■ What to produce
Copy all lines of the listing that include the string "нужд".

Recorded data
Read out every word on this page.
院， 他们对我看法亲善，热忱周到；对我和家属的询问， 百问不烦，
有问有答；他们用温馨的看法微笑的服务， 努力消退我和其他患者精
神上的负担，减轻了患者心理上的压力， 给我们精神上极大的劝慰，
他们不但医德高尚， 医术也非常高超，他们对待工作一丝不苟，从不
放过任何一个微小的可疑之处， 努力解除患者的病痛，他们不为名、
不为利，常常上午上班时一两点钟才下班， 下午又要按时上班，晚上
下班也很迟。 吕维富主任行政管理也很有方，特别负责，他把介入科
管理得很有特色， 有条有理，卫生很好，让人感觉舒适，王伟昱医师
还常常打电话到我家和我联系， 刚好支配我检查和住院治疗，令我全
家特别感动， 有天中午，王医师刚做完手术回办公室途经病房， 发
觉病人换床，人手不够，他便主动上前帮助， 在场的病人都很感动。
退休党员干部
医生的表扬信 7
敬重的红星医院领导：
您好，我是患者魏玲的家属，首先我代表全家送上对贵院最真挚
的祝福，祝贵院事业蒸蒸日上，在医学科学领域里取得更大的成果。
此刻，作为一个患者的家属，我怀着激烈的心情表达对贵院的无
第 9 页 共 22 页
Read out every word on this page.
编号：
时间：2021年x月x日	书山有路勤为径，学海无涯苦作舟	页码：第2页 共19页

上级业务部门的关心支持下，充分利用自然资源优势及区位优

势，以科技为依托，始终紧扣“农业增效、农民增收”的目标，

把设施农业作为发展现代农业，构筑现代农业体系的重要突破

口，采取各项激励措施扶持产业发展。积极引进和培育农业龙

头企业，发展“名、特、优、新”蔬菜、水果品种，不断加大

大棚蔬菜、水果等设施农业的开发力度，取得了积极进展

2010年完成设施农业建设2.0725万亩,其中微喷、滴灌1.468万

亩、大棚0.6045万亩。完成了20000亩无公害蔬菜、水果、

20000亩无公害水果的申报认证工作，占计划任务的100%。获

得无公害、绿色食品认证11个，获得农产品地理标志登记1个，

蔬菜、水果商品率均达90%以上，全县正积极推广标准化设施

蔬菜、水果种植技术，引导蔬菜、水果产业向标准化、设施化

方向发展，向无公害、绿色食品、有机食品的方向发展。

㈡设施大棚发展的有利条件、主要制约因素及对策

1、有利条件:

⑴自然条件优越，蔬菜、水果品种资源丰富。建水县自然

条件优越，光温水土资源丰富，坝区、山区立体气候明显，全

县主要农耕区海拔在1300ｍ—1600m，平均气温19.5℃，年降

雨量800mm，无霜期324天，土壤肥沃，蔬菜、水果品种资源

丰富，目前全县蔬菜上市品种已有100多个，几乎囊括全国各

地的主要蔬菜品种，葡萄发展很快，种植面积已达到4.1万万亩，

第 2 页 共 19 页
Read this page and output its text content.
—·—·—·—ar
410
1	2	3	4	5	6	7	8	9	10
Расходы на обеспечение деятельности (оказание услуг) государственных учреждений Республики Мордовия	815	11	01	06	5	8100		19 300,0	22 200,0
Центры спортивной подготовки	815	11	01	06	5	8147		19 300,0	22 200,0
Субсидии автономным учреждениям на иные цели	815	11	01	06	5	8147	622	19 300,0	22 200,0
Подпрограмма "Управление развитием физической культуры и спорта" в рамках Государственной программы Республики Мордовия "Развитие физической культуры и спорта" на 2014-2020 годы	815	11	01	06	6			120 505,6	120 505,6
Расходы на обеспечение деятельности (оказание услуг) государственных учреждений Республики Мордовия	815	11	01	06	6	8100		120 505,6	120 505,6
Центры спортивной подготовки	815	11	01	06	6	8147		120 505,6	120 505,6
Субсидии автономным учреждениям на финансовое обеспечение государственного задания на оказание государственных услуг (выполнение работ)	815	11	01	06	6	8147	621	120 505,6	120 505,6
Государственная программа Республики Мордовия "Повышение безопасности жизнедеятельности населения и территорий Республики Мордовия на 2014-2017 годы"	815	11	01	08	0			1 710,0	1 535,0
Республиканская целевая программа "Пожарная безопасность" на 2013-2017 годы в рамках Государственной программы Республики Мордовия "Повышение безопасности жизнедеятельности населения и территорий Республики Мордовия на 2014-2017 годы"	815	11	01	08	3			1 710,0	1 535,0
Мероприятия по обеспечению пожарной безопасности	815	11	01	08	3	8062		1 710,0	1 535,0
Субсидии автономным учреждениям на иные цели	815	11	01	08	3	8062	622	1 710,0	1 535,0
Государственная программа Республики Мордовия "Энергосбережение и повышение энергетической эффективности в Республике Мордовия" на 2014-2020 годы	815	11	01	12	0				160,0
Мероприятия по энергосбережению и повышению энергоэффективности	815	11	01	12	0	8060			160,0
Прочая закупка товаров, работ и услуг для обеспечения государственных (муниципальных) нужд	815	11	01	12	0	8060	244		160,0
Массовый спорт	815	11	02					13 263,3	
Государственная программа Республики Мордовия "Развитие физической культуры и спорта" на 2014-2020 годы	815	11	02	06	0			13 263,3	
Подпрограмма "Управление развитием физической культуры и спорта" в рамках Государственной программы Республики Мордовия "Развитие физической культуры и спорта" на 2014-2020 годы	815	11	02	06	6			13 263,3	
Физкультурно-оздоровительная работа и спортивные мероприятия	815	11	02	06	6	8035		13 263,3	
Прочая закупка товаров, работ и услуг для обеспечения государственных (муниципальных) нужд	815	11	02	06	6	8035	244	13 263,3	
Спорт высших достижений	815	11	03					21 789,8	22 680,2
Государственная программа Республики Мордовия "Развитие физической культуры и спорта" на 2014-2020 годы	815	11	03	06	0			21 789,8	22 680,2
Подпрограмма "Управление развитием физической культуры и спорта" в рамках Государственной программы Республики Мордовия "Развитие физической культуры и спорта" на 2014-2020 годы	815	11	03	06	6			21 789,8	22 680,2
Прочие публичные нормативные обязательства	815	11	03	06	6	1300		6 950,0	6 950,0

■ Answer for this exercise
Прочая закупка товаров, работ и услуг для обеспечения государственных (муниципальных) нужд	815	11	01	12	0	8060	244		160,0
Прочая закупка товаров, работ и услуг для обеспечения государственных (муниципальных) нужд	815	11	02	06	6	8035	244	13 263,3	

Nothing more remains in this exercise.